[Extracted data entries]
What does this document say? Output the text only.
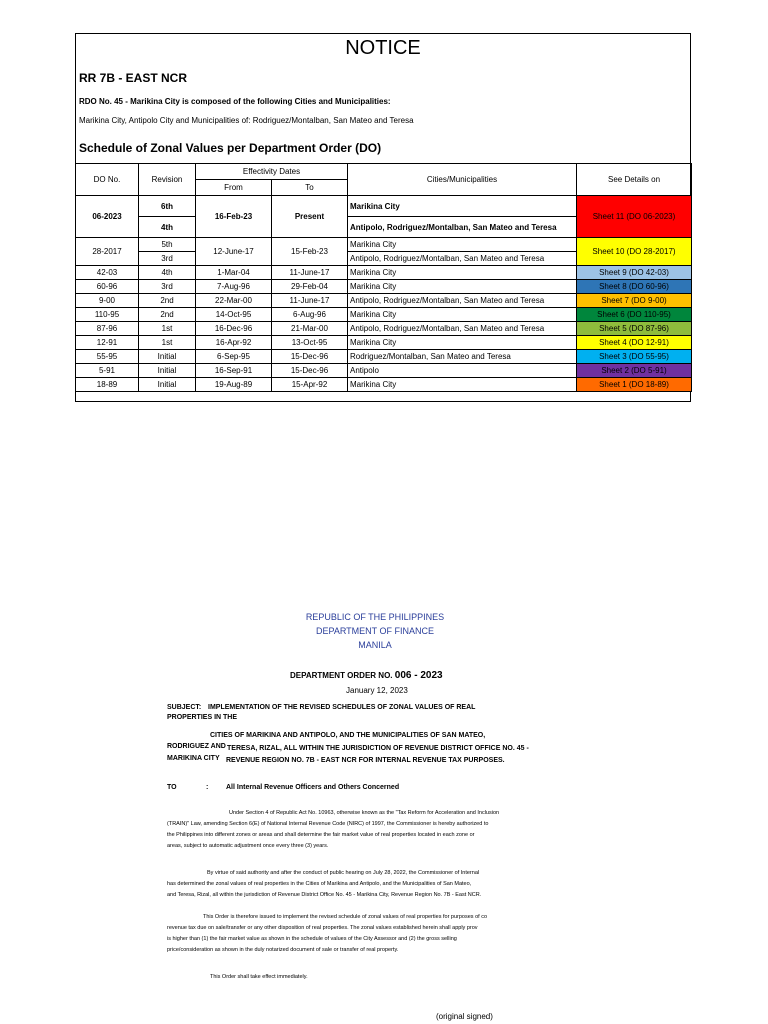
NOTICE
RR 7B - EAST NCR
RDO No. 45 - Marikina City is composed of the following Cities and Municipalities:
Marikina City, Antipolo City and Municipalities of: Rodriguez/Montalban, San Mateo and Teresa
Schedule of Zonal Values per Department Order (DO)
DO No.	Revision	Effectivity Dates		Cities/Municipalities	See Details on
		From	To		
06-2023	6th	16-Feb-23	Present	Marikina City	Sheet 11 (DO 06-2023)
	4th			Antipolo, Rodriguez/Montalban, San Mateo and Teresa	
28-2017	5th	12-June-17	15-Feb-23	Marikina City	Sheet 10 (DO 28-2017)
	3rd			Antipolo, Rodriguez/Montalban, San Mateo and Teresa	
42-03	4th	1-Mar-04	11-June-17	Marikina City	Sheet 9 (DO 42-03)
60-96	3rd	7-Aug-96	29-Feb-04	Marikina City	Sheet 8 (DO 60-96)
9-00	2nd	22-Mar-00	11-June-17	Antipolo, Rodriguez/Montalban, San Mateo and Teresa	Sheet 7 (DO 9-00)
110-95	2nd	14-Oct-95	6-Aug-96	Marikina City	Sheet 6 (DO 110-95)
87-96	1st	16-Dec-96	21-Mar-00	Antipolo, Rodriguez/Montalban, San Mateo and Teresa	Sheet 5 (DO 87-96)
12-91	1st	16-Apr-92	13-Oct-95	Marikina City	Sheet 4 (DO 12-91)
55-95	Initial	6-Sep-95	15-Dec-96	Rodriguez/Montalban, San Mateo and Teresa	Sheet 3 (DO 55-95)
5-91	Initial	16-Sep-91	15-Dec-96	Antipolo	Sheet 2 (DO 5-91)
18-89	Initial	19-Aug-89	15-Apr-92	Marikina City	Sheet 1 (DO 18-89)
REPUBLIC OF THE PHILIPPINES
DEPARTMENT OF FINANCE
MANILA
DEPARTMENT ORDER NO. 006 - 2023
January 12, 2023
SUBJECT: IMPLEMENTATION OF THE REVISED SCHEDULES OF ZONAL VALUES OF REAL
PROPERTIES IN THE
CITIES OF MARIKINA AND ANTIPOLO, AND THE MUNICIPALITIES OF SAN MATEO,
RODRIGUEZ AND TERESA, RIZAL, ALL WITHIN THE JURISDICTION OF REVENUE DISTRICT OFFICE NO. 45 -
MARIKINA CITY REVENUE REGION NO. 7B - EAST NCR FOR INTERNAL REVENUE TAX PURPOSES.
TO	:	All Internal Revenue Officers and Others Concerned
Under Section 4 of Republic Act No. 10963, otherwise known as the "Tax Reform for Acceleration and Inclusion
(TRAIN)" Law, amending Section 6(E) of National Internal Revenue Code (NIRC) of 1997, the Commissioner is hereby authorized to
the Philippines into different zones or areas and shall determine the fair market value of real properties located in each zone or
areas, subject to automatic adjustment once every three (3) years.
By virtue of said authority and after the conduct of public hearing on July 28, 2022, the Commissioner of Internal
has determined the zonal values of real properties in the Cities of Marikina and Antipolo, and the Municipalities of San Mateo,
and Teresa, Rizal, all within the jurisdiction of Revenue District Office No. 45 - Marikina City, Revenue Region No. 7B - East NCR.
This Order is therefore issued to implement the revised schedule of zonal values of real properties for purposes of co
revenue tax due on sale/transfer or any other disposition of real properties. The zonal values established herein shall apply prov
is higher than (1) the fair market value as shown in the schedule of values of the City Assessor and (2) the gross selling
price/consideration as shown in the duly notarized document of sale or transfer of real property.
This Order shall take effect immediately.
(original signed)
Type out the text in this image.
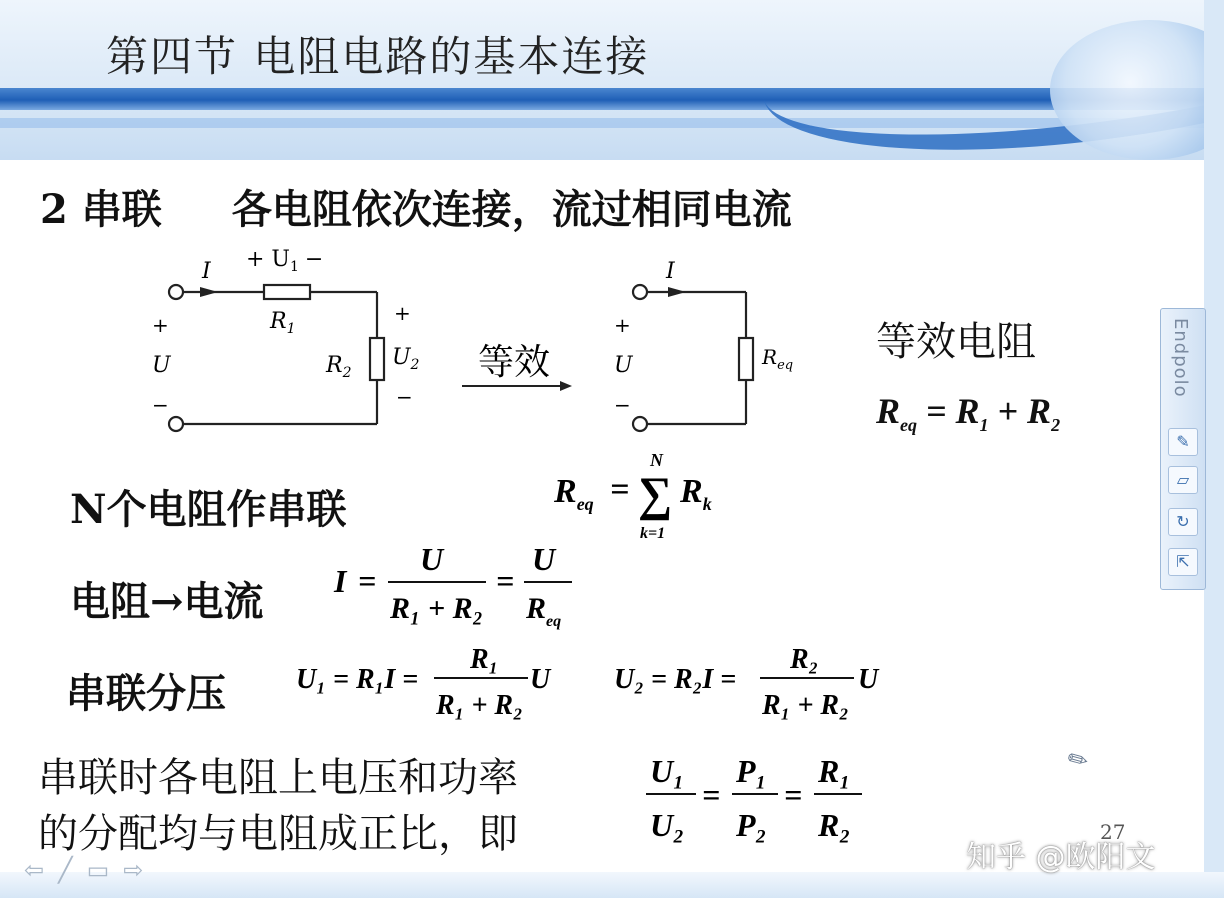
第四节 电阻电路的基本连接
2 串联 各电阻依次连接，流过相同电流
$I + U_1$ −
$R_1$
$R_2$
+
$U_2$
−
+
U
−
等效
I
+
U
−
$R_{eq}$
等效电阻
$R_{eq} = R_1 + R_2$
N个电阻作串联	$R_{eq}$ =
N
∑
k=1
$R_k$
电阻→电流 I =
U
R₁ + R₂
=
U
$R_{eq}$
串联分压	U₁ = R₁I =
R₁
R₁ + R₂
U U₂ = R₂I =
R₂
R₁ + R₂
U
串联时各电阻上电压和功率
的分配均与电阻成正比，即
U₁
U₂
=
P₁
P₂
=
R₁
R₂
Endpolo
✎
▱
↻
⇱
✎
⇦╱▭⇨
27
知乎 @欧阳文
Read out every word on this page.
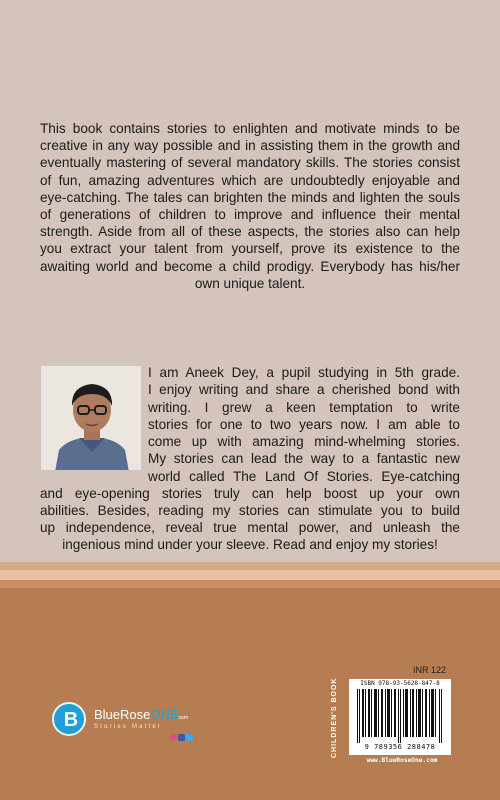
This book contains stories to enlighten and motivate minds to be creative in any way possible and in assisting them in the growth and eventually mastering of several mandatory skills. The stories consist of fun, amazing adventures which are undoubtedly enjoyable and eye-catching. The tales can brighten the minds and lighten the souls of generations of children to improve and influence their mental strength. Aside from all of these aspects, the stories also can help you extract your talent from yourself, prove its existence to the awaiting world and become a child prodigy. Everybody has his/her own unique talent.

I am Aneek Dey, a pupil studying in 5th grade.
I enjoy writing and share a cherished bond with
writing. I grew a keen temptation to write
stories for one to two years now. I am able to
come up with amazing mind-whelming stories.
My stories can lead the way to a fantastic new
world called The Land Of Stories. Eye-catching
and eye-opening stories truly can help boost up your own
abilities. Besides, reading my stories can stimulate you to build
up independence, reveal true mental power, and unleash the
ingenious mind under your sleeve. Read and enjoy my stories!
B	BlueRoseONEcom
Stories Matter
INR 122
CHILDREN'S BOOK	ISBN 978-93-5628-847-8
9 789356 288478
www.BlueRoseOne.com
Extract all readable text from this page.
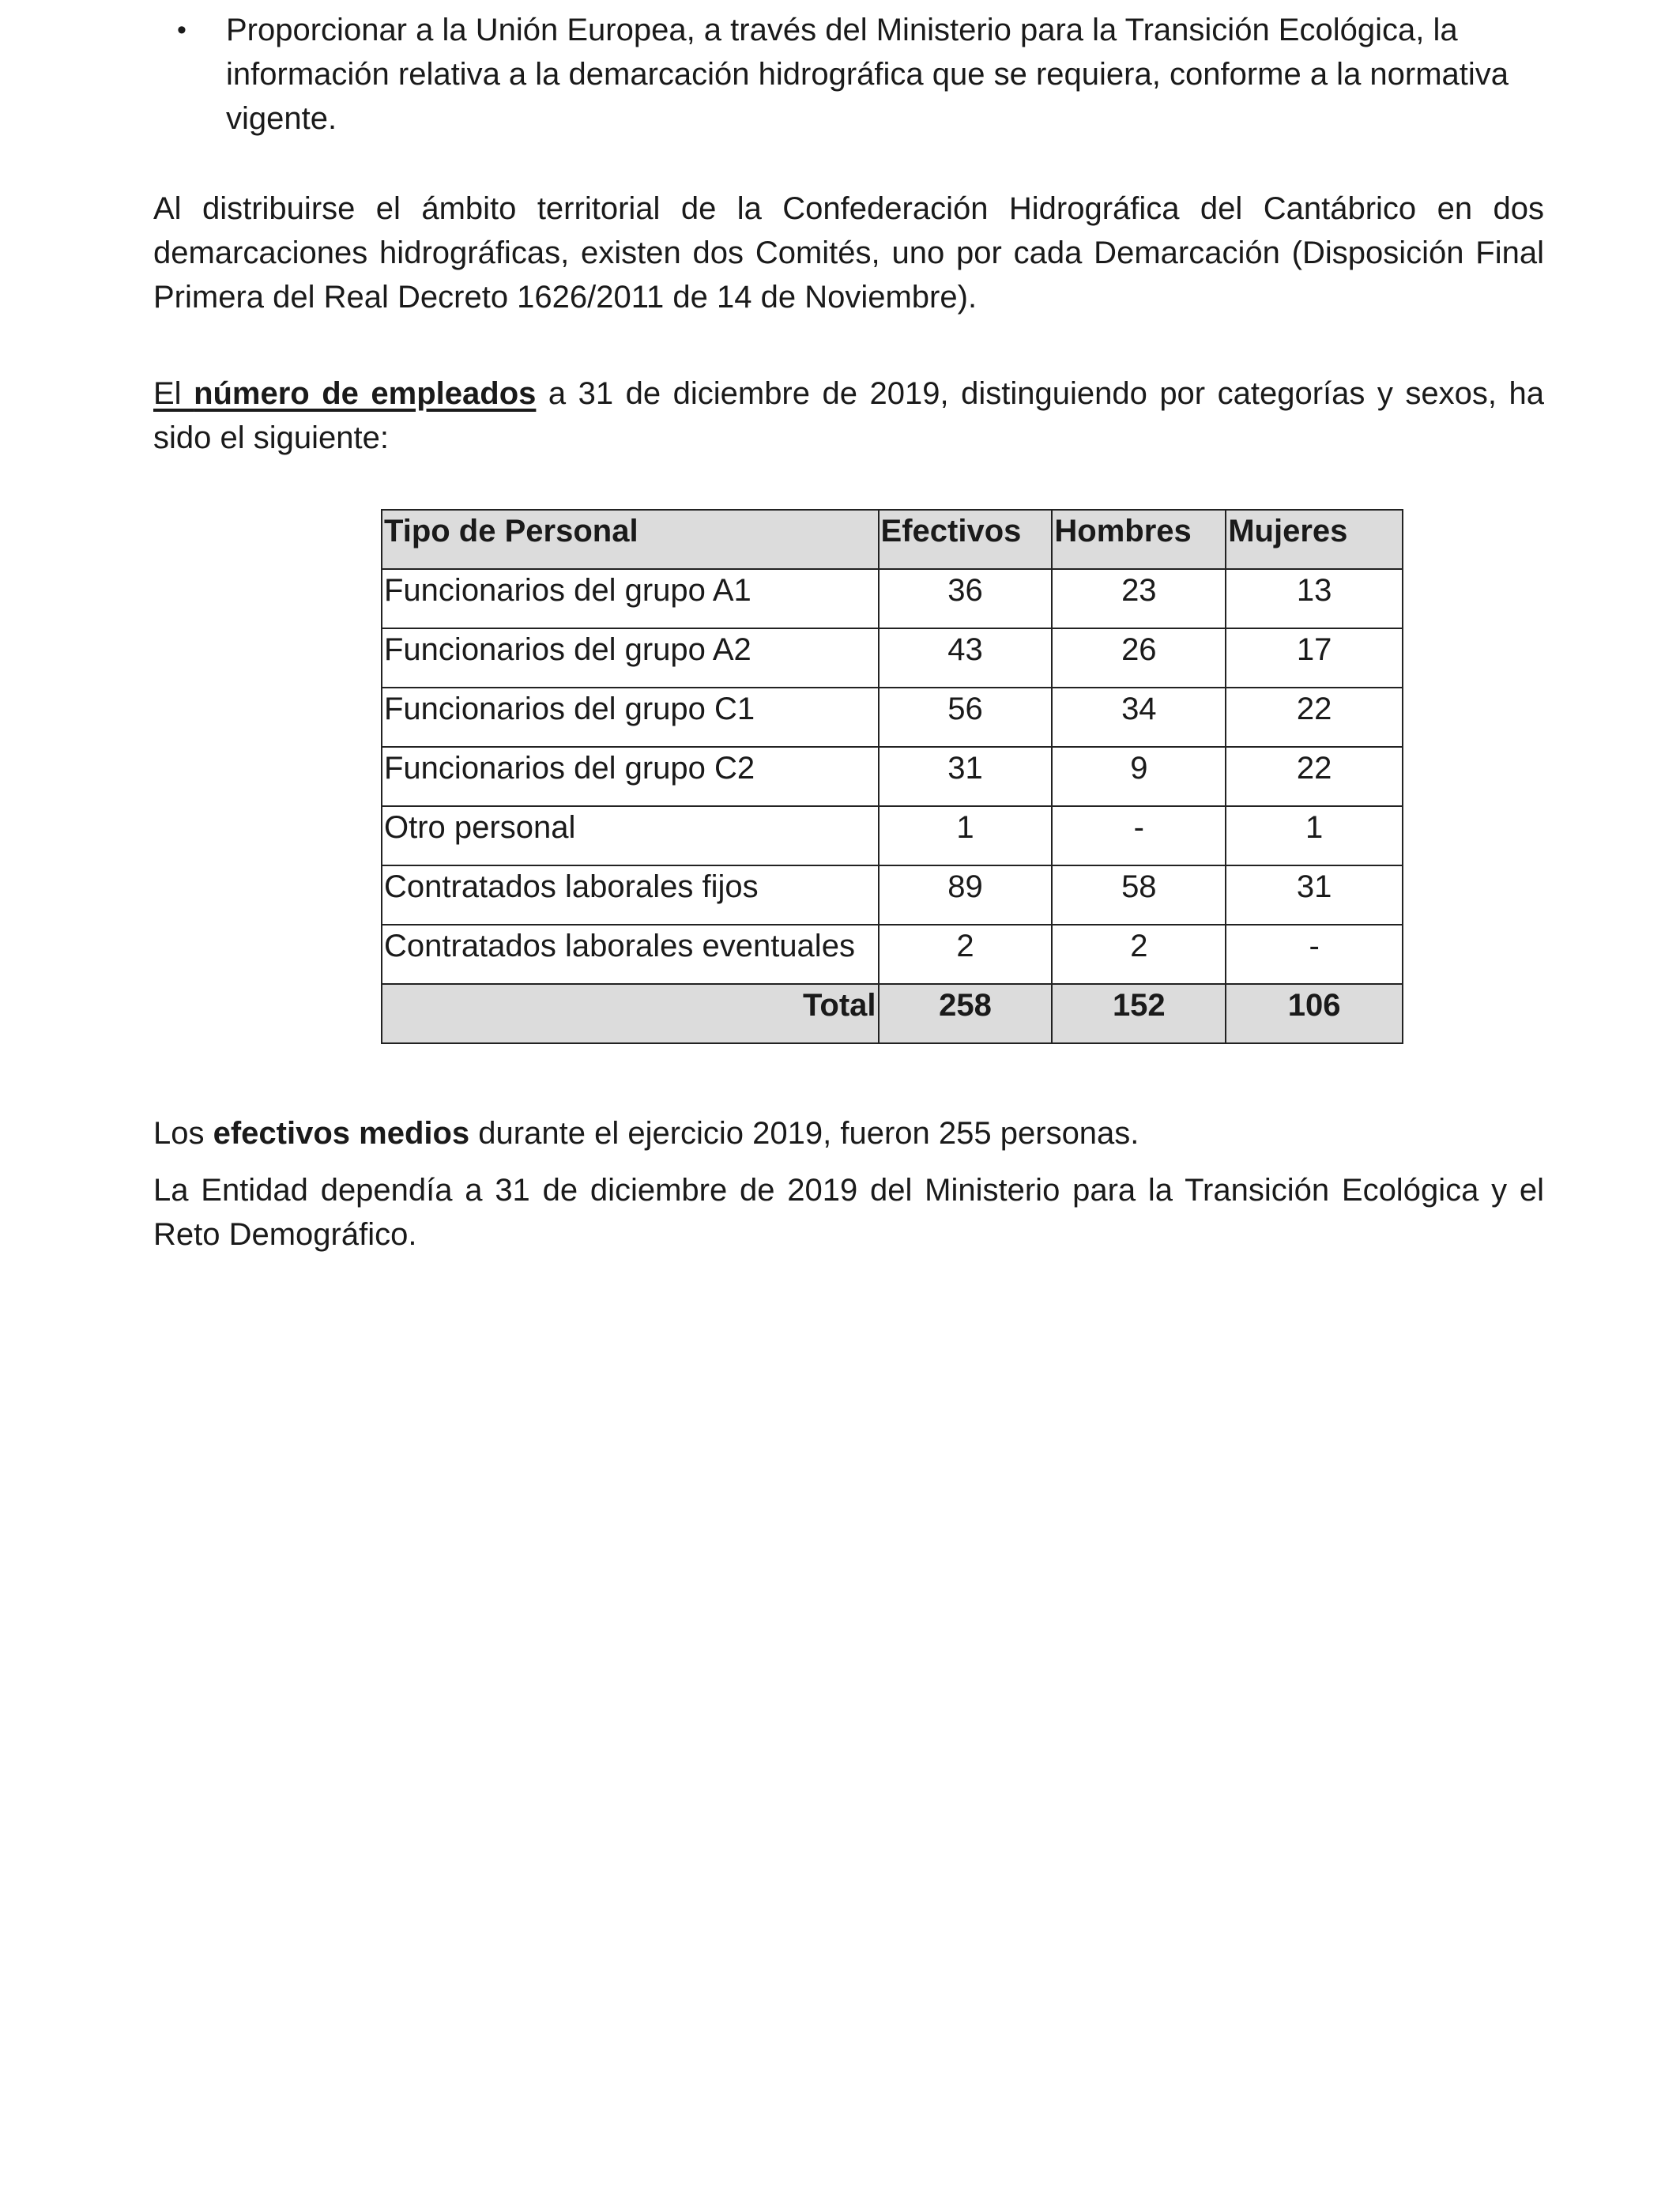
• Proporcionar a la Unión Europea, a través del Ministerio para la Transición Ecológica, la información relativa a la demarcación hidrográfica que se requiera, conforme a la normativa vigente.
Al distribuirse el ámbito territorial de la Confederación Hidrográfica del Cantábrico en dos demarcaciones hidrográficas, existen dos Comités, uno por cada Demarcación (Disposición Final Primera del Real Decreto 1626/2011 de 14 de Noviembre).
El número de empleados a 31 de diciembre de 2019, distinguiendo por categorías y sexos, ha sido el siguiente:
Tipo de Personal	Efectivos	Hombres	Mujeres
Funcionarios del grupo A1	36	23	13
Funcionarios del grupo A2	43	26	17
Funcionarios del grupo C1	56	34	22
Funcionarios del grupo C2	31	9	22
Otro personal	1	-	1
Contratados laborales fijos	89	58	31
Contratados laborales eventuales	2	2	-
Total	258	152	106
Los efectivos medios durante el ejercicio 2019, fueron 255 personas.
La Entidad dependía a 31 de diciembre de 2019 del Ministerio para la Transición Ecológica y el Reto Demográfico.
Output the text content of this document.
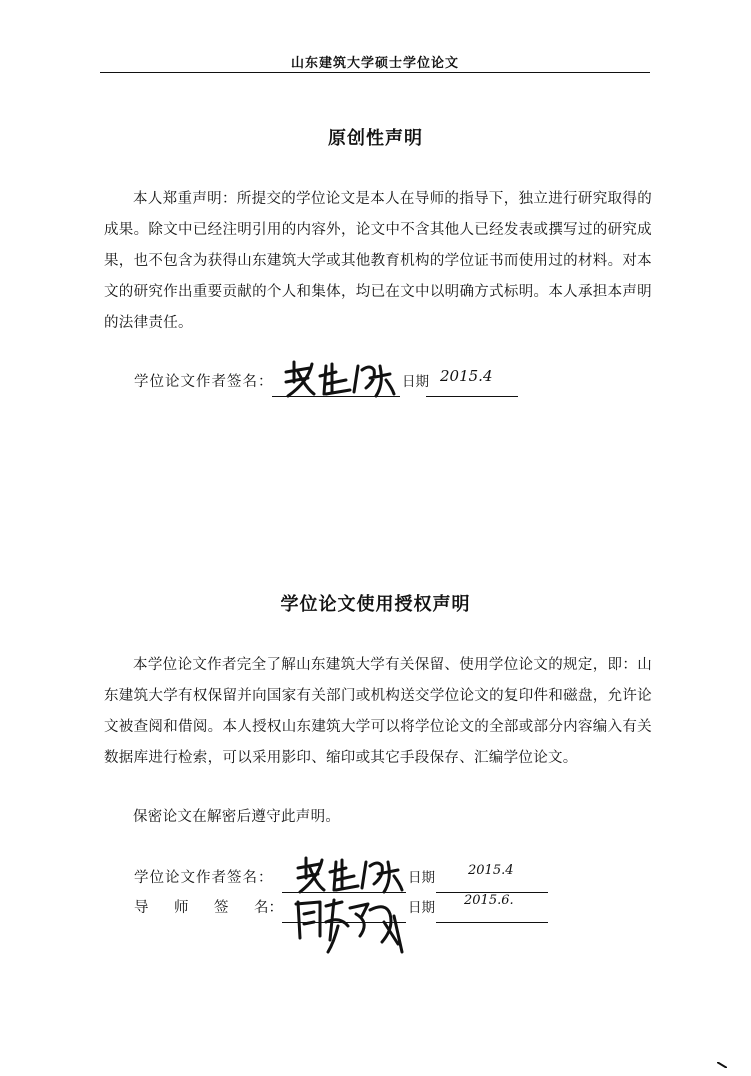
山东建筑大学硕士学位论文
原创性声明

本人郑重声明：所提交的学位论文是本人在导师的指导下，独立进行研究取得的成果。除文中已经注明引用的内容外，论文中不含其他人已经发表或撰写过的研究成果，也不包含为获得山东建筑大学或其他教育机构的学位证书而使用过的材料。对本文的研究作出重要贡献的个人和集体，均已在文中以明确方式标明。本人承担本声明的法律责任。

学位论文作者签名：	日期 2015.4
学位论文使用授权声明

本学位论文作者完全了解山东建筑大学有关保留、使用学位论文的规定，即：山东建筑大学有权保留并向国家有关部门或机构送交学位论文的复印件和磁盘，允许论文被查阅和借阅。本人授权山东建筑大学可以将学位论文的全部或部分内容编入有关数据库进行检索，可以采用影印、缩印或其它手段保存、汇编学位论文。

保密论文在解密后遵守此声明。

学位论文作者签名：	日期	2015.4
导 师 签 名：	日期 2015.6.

### PROBLEM TO WORK ON
Copy every line from the records above that contains the word "学位论文作者签名".

### FULL OUTPUT
学位论文作者签名：	日期 2015.4
学位论文作者签名：	日期	2015.4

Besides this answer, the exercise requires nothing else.